<<<<

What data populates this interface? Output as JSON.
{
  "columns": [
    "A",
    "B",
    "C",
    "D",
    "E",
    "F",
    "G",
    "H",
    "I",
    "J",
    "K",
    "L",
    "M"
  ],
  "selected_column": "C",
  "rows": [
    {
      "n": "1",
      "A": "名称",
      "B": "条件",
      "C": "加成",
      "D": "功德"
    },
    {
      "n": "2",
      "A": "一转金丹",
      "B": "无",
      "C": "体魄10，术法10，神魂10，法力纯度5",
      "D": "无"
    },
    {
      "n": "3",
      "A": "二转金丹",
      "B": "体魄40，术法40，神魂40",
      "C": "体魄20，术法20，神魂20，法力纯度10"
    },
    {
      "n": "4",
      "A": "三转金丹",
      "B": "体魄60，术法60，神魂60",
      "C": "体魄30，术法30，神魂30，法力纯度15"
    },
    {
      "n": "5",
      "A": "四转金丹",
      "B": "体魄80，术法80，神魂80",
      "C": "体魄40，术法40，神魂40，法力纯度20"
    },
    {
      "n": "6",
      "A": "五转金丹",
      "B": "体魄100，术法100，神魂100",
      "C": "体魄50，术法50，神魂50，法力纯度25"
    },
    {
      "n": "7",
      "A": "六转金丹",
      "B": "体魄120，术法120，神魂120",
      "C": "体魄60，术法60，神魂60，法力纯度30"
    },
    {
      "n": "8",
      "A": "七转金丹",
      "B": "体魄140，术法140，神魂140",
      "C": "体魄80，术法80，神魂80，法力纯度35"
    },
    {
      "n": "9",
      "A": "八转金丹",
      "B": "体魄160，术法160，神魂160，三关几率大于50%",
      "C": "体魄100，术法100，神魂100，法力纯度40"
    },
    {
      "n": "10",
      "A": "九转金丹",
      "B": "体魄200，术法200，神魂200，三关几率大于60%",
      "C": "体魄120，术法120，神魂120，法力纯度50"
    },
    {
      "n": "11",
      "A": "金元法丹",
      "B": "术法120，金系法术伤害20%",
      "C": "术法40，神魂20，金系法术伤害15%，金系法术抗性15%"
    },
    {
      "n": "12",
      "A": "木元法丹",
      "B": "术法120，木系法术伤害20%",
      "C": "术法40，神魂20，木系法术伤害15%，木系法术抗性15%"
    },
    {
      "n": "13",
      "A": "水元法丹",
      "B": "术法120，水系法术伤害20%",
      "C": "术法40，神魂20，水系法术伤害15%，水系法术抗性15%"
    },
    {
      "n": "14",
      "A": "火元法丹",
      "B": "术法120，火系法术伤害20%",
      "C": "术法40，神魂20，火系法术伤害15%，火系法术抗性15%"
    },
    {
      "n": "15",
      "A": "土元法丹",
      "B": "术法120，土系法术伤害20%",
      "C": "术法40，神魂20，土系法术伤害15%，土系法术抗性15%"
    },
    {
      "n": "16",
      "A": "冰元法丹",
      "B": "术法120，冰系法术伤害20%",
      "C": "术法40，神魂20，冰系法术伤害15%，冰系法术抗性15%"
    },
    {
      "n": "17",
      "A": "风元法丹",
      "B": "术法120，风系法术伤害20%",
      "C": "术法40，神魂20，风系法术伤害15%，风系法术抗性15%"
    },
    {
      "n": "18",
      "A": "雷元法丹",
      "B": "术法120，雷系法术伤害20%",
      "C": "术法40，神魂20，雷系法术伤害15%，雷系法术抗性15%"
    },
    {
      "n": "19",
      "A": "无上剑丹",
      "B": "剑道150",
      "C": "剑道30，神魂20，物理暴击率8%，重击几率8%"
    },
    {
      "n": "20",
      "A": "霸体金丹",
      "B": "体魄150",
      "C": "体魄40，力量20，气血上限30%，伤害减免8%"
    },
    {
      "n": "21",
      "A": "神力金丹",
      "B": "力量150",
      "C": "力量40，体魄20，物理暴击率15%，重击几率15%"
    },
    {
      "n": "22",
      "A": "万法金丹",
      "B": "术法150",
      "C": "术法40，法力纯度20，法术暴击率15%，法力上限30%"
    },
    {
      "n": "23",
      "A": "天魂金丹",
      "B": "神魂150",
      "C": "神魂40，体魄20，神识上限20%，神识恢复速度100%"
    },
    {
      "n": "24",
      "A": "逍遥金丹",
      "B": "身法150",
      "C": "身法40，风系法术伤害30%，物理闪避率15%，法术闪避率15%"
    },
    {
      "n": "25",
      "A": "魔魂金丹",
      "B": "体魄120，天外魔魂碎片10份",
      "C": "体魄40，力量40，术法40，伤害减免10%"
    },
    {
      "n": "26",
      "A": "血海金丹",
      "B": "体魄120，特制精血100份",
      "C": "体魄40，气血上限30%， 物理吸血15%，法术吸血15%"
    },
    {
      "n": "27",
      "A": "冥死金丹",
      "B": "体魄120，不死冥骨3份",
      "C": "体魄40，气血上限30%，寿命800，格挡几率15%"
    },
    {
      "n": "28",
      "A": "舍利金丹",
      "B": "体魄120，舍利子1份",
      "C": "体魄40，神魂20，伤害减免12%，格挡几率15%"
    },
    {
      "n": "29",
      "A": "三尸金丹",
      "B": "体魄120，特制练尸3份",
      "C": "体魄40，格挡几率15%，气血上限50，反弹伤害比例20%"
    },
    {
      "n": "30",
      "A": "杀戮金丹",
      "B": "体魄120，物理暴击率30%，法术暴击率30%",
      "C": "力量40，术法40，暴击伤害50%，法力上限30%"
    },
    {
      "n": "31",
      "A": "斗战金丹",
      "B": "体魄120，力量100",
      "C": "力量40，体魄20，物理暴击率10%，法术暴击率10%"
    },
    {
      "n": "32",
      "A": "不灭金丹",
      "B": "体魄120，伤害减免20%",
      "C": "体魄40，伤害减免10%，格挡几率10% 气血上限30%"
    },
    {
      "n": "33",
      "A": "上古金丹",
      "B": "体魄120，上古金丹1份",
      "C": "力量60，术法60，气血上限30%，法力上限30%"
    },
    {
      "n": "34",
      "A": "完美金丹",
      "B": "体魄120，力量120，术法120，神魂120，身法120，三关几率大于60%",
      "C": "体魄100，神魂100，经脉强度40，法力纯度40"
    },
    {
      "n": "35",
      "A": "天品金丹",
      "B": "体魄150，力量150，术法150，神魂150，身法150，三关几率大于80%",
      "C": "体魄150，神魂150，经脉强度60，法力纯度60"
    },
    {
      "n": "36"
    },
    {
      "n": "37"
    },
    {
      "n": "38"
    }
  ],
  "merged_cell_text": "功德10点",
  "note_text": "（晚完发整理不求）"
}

>>>>

• [EXERCISE OBJECTIVE] Every entry should be output exactly as written, please.

• [REPLY]
What data populates this interface? Output as JSON.
{
  "columns": [
    "A",
    "B",
    "C",
    "D",
    "E",
    "F",
    "G",
    "H",
    "I",
    "J",
    "K",
    "L",
    "M"
  ],
  "selected_column": "C",
  "rows": [
    {
      "n": "1",
      "A": "名称",
      "B": "条件",
      "C": "加成",
      "D": "功德"
    },
    {
      "n": "2",
      "A": "一转金丹",
      "B": "无",
      "C": "体魄10，术法10，神魂10，法力纯度5",
      "D": "无"
    },
    {
      "n": "3",
      "A": "二转金丹",
      "B": "体魄40，术法40，神魂40",
      "C": "体魄20，术法20，神魂20，法力纯度10"
    },
    {
      "n": "4",
      "A": "三转金丹",
      "B": "体魄60，术法60，神魂60",
      "C": "体魄30，术法30，神魂30，法力纯度15"
    },
    {
      "n": "5",
      "A": "四转金丹",
      "B": "体魄80，术法80，神魂80",
      "C": "体魄40，术法40，神魂40，法力纯度20"
    },
    {
      "n": "6",
      "A": "五转金丹",
      "B": "体魄100，术法100，神魂100",
      "C": "体魄50，术法50，神魂50，法力纯度25"
    },
    {
      "n": "7",
      "A": "六转金丹",
      "B": "体魄120，术法120，神魂120",
      "C": "体魄60，术法60，神魂60，法力纯度30"
    },
    {
      "n": "8",
      "A": "七转金丹",
      "B": "体魄140，术法140，神魂140",
      "C": "体魄80，术法80，神魂80，法力纯度35"
    },
    {
      "n": "9",
      "A": "八转金丹",
      "B": "体魄160，术法160，神魂160，三关几率大于50%",
      "C": "体魄100，术法100，神魂100，法力纯度40"
    },
    {
      "n": "10",
      "A": "九转金丹",
      "B": "体魄200，术法200，神魂200，三关几率大于60%",
      "C": "体魄120，术法120，神魂120，法力纯度50"
    },
    {
      "n": "11",
      "A": "金元法丹",
      "B": "术法120，金系法术伤害20%",
      "C": "术法40，神魂20，金系法术伤害15%，金系法术抗性15%"
    },
    {
      "n": "12",
      "A": "木元法丹",
      "B": "术法120，木系法术伤害20%",
      "C": "术法40，神魂20，木系法术伤害15%，木系法术抗性15%"
    },
    {
      "n": "13",
      "A": "水元法丹",
      "B": "术法120，水系法术伤害20%",
      "C": "术法40，神魂20，水系法术伤害15%，水系法术抗性15%"
    },
    {
      "n": "14",
      "A": "火元法丹",
      "B": "术法120，火系法术伤害20%",
      "C": "术法40，神魂20，火系法术伤害15%，火系法术抗性15%"
    },
    {
      "n": "15",
      "A": "土元法丹",
      "B": "术法120，土系法术伤害20%",
      "C": "术法40，神魂20，土系法术伤害15%，土系法术抗性15%"
    },
    {
      "n": "16",
      "A": "冰元法丹",
      "B": "术法120，冰系法术伤害20%",
      "C": "术法40，神魂20，冰系法术伤害15%，冰系法术抗性15%"
    },
    {
      "n": "17",
      "A": "风元法丹",
      "B": "术法120，风系法术伤害20%",
      "C": "术法40，神魂20，风系法术伤害15%，风系法术抗性15%"
    },
    {
      "n": "18",
      "A": "雷元法丹",
      "B": "术法120，雷系法术伤害20%",
      "C": "术法40，神魂20，雷系法术伤害15%，雷系法术抗性15%"
    },
    {
      "n": "19",
      "A": "无上剑丹",
      "B": "剑道150",
      "C": "剑道30，神魂20，物理暴击率8%，重击几率8%"
    },
    {
      "n": "20",
      "A": "霸体金丹",
      "B": "体魄150",
      "C": "体魄40，力量20，气血上限30%，伤害减免8%"
    },
    {
      "n": "21",
      "A": "神力金丹",
      "B": "力量150",
      "C": "力量40，体魄20，物理暴击率15%，重击几率15%"
    },
    {
      "n": "22",
      "A": "万法金丹",
      "B": "术法150",
      "C": "术法40，法力纯度20，法术暴击率15%，法力上限30%"
    },
    {
      "n": "23",
      "A": "天魂金丹",
      "B": "神魂150",
      "C": "神魂40，体魄20，神识上限20%，神识恢复速度100%"
    },
    {
      "n": "24",
      "A": "逍遥金丹",
      "B": "身法150",
      "C": "身法40，风系法术伤害30%，物理闪避率15%，法术闪避率15%"
    },
    {
      "n": "25",
      "A": "魔魂金丹",
      "B": "体魄120，天外魔魂碎片10份",
      "C": "体魄40，力量40，术法40，伤害减免10%"
    },
    {
      "n": "26",
      "A": "血海金丹",
      "B": "体魄120，特制精血100份",
      "C": "体魄40，气血上限30%， 物理吸血15%，法术吸血15%"
    },
    {
      "n": "27",
      "A": "冥死金丹",
      "B": "体魄120，不死冥骨3份",
      "C": "体魄40，气血上限30%，寿命800，格挡几率15%"
    },
    {
      "n": "28",
      "A": "舍利金丹",
      "B": "体魄120，舍利子1份",
      "C": "体魄40，神魂20，伤害减免12%，格挡几率15%"
    },
    {
      "n": "29",
      "A": "三尸金丹",
      "B": "体魄120，特制练尸3份",
      "C": "体魄40，格挡几率15%，气血上限50，反弹伤害比例20%"
    },
    {
      "n": "30",
      "A": "杀戮金丹",
      "B": "体魄120，物理暴击率30%，法术暴击率30%",
      "C": "力量40，术法40，暴击伤害50%，法力上限30%"
    },
    {
      "n": "31",
      "A": "斗战金丹",
      "B": "体魄120，力量100",
      "C": "力量40，体魄20，物理暴击率10%，法术暴击率10%"
    },
    {
      "n": "32",
      "A": "不灭金丹",
      "B": "体魄120，伤害减免20%",
      "C": "体魄40，伤害减免10%，格挡几率10% 气血上限30%"
    },
    {
      "n": "33",
      "A": "上古金丹",
      "B": "体魄120，上古金丹1份",
      "C": "力量60，术法60，气血上限30%，法力上限30%"
    },
    {
      "n": "34",
      "A": "完美金丹",
      "B": "体魄120，力量120，术法120，神魂120，身法120，三关几率大于60%",
      "C": "体魄100，神魂100，经脉强度40，法力纯度40"
    },
    {
      "n": "35",
      "A": "天品金丹",
      "B": "体魄150，力量150，术法150，神魂150，身法150，三关几率大于80%",
      "C": "体魄150，神魂150，经脉强度60，法力纯度60"
    },
    {
      "n": "36"
    },
    {
      "n": "37"
    },
    {
      "n": "38"
    }
  ],
  "merged_cell_text": "功德10点",
  "note_text": "（晚完发整理不求）"
}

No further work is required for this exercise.